TO BE DONE: Omit every picture, then give all the entries again exactly.

DATASET CONTENT:
## START

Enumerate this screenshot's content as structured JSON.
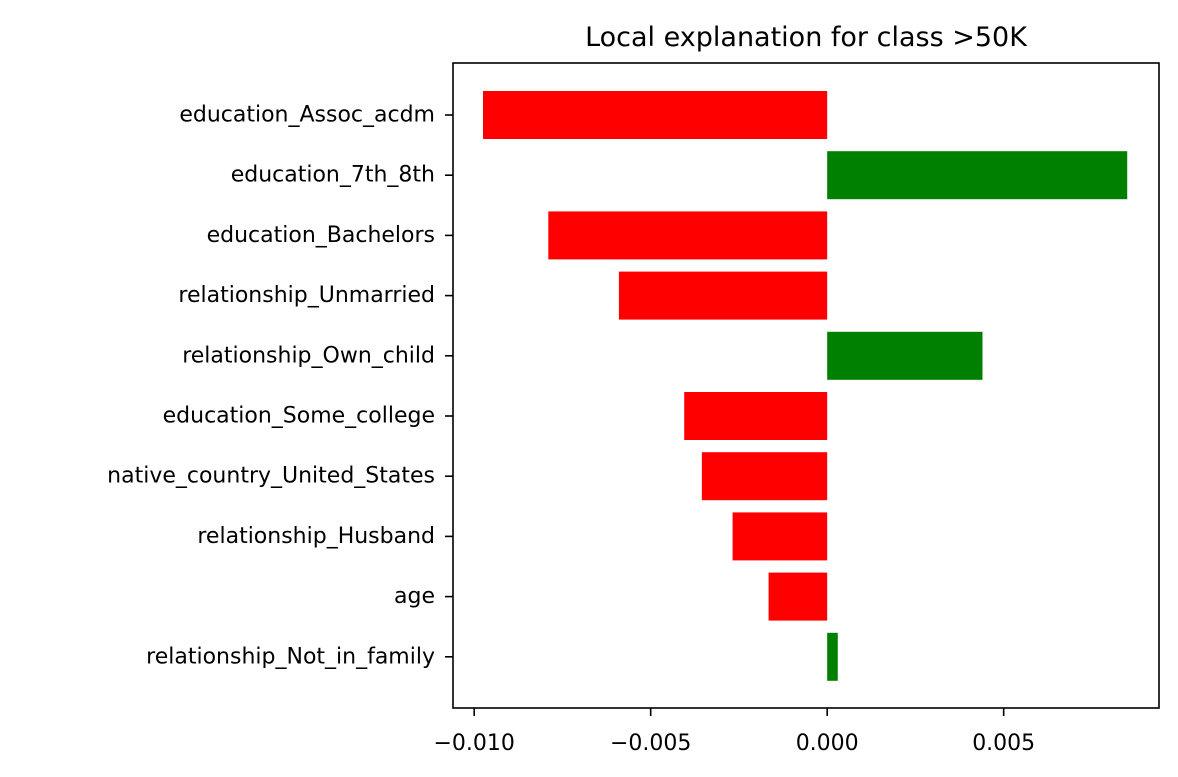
{
  "chart_data": {
    "type": "bar",
    "orientation": "horizontal",
    "title": "Local explanation for class >50K",
    "xlabel": "",
    "ylabel": "",
    "xlim": [
      -0.0106,
      0.0094
    ],
    "xticks": [
      -0.01,
      -0.005,
      0.0,
      0.005
    ],
    "xtick_labels": [
      "−0.010",
      "−0.005",
      "0.000",
      "0.005"
    ],
    "categories": [
      "education_Assoc_acdm",
      "education_7th_8th",
      "education_Bachelors",
      "relationship_Unmarried",
      "relationship_Own_child",
      "education_Some_college",
      "native_country_United_States",
      "relationship_Husband",
      "age",
      "relationship_Not_in_family"
    ],
    "values": [
      -0.00975,
      0.0085,
      -0.0079,
      -0.0059,
      0.0044,
      -0.00405,
      -0.00355,
      -0.00268,
      -0.00166,
      0.0003
    ],
    "colors": {
      "positive": "#008000",
      "negative": "#ff0000"
    },
    "grid": false,
    "legend": "none"
  }
}
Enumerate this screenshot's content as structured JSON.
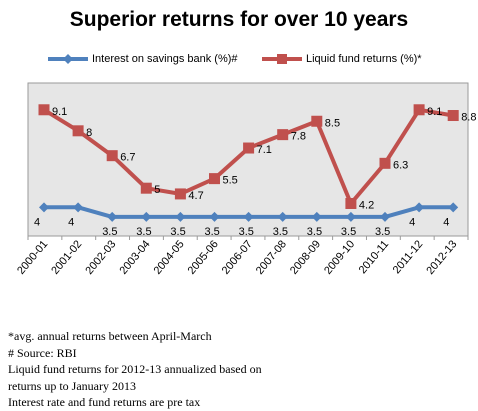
{
  "chart_data": {
    "type": "line",
    "title": "Superior returns for over 10 years",
    "categories": [
      "2000-01",
      "2001-02",
      "2002-03",
      "2003-04",
      "2004-05",
      "2005-06",
      "2006-07",
      "2007-08",
      "2008-09",
      "2009-10",
      "2010-11",
      "2011-12",
      "2012-13"
    ],
    "series": [
      {
        "name": "Interest on savings  bank (%)#",
        "color": "#4f81bd",
        "marker": "diamond",
        "values": [
          4,
          4,
          3.5,
          3.5,
          3.5,
          3.5,
          3.5,
          3.5,
          3.5,
          3.5,
          3.5,
          4,
          4
        ],
        "labels": [
          "4",
          "4",
          "3.5",
          "3.5",
          "3.5",
          "3.5",
          "3.5",
          "3.5",
          "3.5",
          "3.5",
          "3.5",
          "4",
          "4"
        ]
      },
      {
        "name": "Liquid fund returns (%)*",
        "color": "#c0504d",
        "marker": "square",
        "values": [
          9.1,
          8,
          6.7,
          5,
          4.7,
          5.5,
          7.1,
          7.8,
          8.5,
          4.2,
          6.3,
          9.1,
          8.8
        ],
        "labels": [
          "9.1",
          "8",
          "6.7",
          "5",
          "4.7",
          "5.5",
          "7.1",
          "7.8",
          "8.5",
          "4.2",
          "6.3",
          "9.1",
          "8.8"
        ]
      }
    ],
    "ylim": [
      2.5,
      10.5
    ],
    "grid": false,
    "plot_background": "#e6e6e6",
    "legend_position": "top"
  },
  "notes": [
    "*avg. annual returns between April-March",
    "# Source: RBI",
    "Liquid fund returns for 2012-13 annualized based on",
    "returns up to January 2013",
    "Interest rate and fund returns are pre tax"
  ]
}
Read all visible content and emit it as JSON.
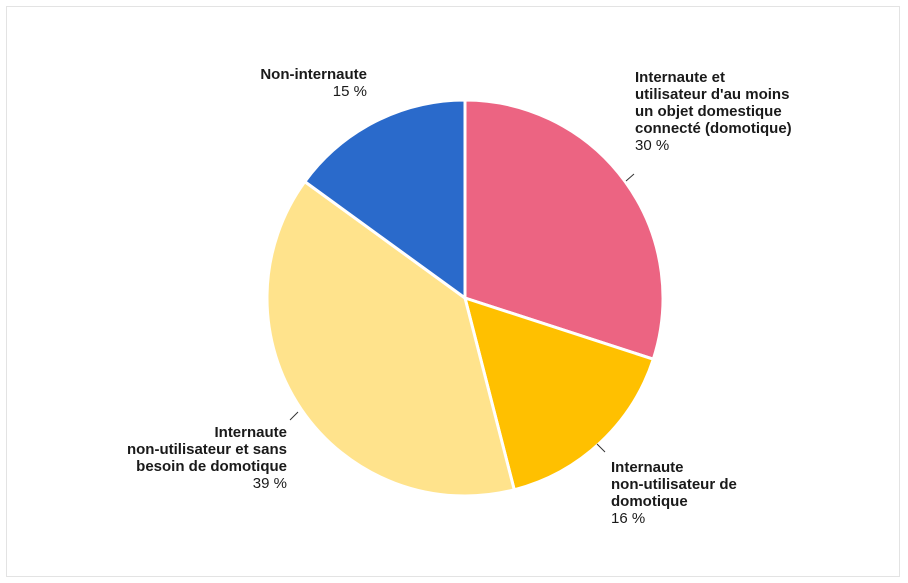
{
  "chart_data": {
    "type": "pie",
    "slices": [
      {
        "label": "Internaute et utilisateur d'au moins un objet domestique connecté (domotique)",
        "label_lines": [
          "Internaute et",
          "utilisateur d'au moins",
          "un objet domestique",
          "connecté (domotique)"
        ],
        "value": 30,
        "value_label": "30 %",
        "color": "#ec6482"
      },
      {
        "label": "Internaute non-utilisateur de domotique",
        "label_lines": [
          "Internaute",
          "non-utilisateur de",
          "domotique"
        ],
        "value": 16,
        "value_label": "16 %",
        "color": "#ffc000"
      },
      {
        "label": "Internaute non-utilisateur et sans besoin de domotique",
        "label_lines": [
          "Internaute",
          "non-utilisateur et sans",
          "besoin de domotique"
        ],
        "value": 39,
        "value_label": "39 %",
        "color": "#ffe38c"
      },
      {
        "label": "Non-internaute",
        "label_lines": [
          "Non-internaute"
        ],
        "value": 15,
        "value_label": "15 %",
        "color": "#2a6acb"
      }
    ]
  }
}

## END

REPLY TO THE TASK:
Enumerate this screenshot's content as structured JSON.
{
  "chart_data": {
    "type": "bar",
    "orientation": "horizontal",
    "title": "Local explanation for class >50K",
    "xlabel": "",
    "ylabel": "",
    "xlim": [
      -0.0106,
      0.0094
    ],
    "xticks": [
      -0.01,
      -0.005,
      0.0,
      0.005
    ],
    "xtick_labels": [
      "−0.010",
      "−0.005",
      "0.000",
      "0.005"
    ],
    "categories": [
      "education_Assoc_acdm",
      "education_7th_8th",
      "education_Bachelors",
      "relationship_Unmarried",
      "relationship_Own_child",
      "education_Some_college",
      "native_country_United_States",
      "relationship_Husband",
      "age",
      "relationship_Not_in_family"
    ],
    "values": [
      -0.00975,
      0.0085,
      -0.0079,
      -0.0059,
      0.0044,
      -0.00405,
      -0.00355,
      -0.00268,
      -0.00166,
      0.0003
    ],
    "colors": {
      "positive": "#008000",
      "negative": "#ff0000"
    },
    "grid": false,
    "legend": "none"
  }
}
Enumerate this screenshot's content as structured JSON.
{
  "chart_data": {
    "type": "line",
    "title": "Superior returns for over 10 years",
    "categories": [
      "2000-01",
      "2001-02",
      "2002-03",
      "2003-04",
      "2004-05",
      "2005-06",
      "2006-07",
      "2007-08",
      "2008-09",
      "2009-10",
      "2010-11",
      "2011-12",
      "2012-13"
    ],
    "series": [
      {
        "name": "Interest on savings  bank (%)#",
        "color": "#4f81bd",
        "marker": "diamond",
        "values": [
          4,
          4,
          3.5,
          3.5,
          3.5,
          3.5,
          3.5,
          3.5,
          3.5,
          3.5,
          3.5,
          4,
          4
        ],
        "labels": [
          "4",
          "4",
          "3.5",
          "3.5",
          "3.5",
          "3.5",
          "3.5",
          "3.5",
          "3.5",
          "3.5",
          "3.5",
          "4",
          "4"
        ]
      },
      {
        "name": "Liquid fund returns (%)*",
        "color": "#c0504d",
        "marker": "square",
        "values": [
          9.1,
          8,
          6.7,
          5,
          4.7,
          5.5,
          7.1,
          7.8,
          8.5,
          4.2,
          6.3,
          9.1,
          8.8
        ],
        "labels": [
          "9.1",
          "8",
          "6.7",
          "5",
          "4.7",
          "5.5",
          "7.1",
          "7.8",
          "8.5",
          "4.2",
          "6.3",
          "9.1",
          "8.8"
        ]
      }
    ],
    "ylim": [
      2.5,
      10.5
    ],
    "grid": false,
    "plot_background": "#e6e6e6",
    "legend_position": "top"
  },
  "notes": [
    "*avg. annual returns between April-March",
    "# Source: RBI",
    "Liquid fund returns for 2012-13 annualized based on",
    "returns up to January 2013",
    "Interest rate and fund returns are pre tax"
  ]
}
Read all visible content and emit it as JSON.
{
  "chart_data": {
    "type": "pie",
    "slices": [
      {
        "label": "Internaute et utilisateur d'au moins un objet domestique connecté (domotique)",
        "label_lines": [
          "Internaute et",
          "utilisateur d'au moins",
          "un objet domestique",
          "connecté (domotique)"
        ],
        "value": 30,
        "value_label": "30 %",
        "color": "#ec6482"
      },
      {
        "label": "Internaute non-utilisateur de domotique",
        "label_lines": [
          "Internaute",
          "non-utilisateur de",
          "domotique"
        ],
        "value": 16,
        "value_label": "16 %",
        "color": "#ffc000"
      },
      {
        "label": "Internaute non-utilisateur et sans besoin de domotique",
        "label_lines": [
          "Internaute",
          "non-utilisateur et sans",
          "besoin de domotique"
        ],
        "value": 39,
        "value_label": "39 %",
        "color": "#ffe38c"
      },
      {
        "label": "Non-internaute",
        "label_lines": [
          "Non-internaute"
        ],
        "value": 15,
        "value_label": "15 %",
        "color": "#2a6acb"
      }
    ]
  }
}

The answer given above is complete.